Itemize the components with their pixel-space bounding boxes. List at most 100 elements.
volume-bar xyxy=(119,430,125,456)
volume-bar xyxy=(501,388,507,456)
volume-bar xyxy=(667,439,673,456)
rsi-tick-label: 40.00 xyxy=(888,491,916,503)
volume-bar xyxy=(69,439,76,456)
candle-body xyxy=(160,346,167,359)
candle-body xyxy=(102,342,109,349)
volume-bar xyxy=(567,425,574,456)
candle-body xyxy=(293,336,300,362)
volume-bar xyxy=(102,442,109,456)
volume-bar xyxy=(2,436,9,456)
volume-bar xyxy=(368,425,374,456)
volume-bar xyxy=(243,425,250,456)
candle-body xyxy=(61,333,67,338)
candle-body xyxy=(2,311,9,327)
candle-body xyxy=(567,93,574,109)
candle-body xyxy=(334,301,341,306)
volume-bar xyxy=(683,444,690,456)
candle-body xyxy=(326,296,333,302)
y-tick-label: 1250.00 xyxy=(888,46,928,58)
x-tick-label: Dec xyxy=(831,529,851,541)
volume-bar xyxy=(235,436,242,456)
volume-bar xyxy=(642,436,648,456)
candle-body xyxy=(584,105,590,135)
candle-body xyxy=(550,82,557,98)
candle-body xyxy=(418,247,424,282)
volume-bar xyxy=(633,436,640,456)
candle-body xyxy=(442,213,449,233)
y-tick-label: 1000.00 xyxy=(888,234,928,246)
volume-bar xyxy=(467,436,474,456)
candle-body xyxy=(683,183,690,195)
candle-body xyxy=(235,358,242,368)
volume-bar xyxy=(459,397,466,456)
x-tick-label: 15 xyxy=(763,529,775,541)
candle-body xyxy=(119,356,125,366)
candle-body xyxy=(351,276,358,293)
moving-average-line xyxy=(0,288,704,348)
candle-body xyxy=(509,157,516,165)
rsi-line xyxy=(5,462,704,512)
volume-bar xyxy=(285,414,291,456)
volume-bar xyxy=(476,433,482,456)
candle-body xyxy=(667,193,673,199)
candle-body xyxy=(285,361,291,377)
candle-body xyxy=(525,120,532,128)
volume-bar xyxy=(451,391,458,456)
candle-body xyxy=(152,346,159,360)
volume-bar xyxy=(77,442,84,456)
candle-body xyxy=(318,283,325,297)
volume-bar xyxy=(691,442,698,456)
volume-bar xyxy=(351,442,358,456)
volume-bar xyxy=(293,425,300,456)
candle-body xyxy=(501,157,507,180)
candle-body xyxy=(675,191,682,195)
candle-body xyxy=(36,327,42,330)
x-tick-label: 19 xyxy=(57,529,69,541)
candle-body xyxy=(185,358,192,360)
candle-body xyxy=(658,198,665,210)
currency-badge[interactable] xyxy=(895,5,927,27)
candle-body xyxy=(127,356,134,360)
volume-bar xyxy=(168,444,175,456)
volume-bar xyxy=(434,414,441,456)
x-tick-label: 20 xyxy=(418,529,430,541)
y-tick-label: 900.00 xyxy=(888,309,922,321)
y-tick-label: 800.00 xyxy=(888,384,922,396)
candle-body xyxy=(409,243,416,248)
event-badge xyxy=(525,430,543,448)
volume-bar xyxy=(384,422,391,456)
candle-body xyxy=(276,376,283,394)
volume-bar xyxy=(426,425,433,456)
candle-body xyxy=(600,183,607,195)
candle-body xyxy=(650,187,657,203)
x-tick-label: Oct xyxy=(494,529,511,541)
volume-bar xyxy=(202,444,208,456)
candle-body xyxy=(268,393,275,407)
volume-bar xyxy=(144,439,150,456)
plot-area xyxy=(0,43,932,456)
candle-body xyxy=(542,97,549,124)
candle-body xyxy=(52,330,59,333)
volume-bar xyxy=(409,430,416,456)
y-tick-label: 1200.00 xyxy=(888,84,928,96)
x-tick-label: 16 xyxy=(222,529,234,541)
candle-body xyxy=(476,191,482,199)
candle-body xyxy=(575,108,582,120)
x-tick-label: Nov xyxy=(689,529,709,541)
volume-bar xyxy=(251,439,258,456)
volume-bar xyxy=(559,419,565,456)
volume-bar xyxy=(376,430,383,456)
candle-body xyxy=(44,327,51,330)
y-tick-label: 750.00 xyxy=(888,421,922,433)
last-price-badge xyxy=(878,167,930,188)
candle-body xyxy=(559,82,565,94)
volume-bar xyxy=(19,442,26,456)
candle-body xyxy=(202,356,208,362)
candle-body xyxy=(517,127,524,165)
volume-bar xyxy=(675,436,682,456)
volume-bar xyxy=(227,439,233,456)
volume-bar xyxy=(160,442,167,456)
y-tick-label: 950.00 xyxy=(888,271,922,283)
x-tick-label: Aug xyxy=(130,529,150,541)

Task goal:
Arrange the lines from the beginning above through the one containing "candle-body xyxy=(102,342,109,349)" as a JSON list of strings, one string per line, skipping any blank lines.

Solution:
[
  "Itemize the components with their pixel-space bounding boxes. List at most 100 elements.",
  "volume-bar xyxy=(119,430,125,456)",
  "volume-bar xyxy=(501,388,507,456)",
  "volume-bar xyxy=(667,439,673,456)",
  "rsi-tick-label: 40.00 xyxy=(888,491,916,503)",
  "volume-bar xyxy=(69,439,76,456)",
  "candle-body xyxy=(160,346,167,359)",
  "candle-body xyxy=(102,342,109,349)"
]